## Set exercise
Return the records line for line without any change, starting from the first line and stopping after the line that contains "data-point-triangle <box>508 206".
======== Materials provided ========
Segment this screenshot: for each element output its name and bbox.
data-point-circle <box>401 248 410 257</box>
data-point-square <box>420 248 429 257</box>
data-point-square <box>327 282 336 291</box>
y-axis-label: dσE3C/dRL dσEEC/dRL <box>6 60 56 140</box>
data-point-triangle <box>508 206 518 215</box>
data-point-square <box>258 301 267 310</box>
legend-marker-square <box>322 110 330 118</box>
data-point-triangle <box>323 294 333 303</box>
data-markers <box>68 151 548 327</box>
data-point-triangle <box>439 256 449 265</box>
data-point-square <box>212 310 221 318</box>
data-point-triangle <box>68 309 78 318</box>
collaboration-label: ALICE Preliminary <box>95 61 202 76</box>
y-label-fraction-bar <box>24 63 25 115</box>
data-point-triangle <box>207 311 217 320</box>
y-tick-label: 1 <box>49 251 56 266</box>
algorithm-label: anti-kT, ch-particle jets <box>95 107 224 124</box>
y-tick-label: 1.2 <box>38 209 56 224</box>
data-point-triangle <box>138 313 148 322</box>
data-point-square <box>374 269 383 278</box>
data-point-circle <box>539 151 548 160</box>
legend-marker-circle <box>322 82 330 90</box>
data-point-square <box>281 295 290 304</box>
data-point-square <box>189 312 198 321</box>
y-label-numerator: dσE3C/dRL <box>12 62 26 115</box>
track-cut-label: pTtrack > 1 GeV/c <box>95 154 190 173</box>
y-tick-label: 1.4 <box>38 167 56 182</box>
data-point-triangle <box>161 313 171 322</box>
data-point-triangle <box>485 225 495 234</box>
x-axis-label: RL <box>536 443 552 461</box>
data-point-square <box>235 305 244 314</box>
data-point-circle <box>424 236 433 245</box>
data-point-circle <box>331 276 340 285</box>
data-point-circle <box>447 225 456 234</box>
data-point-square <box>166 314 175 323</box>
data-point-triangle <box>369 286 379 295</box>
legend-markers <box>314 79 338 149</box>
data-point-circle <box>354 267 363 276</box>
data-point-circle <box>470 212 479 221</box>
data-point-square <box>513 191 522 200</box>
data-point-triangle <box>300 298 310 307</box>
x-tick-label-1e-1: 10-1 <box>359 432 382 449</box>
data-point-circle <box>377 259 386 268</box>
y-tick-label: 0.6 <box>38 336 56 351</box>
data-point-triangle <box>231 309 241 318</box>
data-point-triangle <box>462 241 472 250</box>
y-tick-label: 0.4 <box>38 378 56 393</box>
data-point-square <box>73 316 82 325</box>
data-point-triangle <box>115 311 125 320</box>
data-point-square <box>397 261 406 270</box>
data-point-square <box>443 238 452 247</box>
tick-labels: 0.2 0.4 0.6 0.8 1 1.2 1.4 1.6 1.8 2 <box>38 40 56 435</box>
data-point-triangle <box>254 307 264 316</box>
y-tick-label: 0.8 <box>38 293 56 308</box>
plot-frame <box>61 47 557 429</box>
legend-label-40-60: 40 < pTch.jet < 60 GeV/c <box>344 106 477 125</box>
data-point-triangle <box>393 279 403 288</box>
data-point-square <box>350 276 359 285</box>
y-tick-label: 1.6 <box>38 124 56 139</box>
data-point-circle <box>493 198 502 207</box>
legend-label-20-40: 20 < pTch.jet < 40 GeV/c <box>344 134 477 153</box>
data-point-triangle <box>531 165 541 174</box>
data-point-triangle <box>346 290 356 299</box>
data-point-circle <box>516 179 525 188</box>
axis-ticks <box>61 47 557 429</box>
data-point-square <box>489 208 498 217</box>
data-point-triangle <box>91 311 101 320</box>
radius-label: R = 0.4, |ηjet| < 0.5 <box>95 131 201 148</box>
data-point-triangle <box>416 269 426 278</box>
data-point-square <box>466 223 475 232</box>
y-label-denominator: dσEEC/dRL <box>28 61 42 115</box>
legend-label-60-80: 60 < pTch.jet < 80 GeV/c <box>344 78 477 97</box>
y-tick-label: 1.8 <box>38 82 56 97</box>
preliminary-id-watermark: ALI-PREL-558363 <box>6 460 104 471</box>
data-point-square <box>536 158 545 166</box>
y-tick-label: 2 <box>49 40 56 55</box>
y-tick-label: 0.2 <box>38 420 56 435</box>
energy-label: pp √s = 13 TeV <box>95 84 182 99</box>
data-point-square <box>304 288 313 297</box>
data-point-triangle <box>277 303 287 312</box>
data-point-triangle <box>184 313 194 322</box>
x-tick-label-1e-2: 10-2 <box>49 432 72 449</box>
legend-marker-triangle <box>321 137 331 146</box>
========
## Result
Segment this screenshot: for each element output its name and bbox.
data-point-circle <box>401 248 410 257</box>
data-point-square <box>420 248 429 257</box>
data-point-square <box>327 282 336 291</box>
y-axis-label: dσE3C/dRL dσEEC/dRL <box>6 60 56 140</box>
data-point-triangle <box>508 206 518 215</box>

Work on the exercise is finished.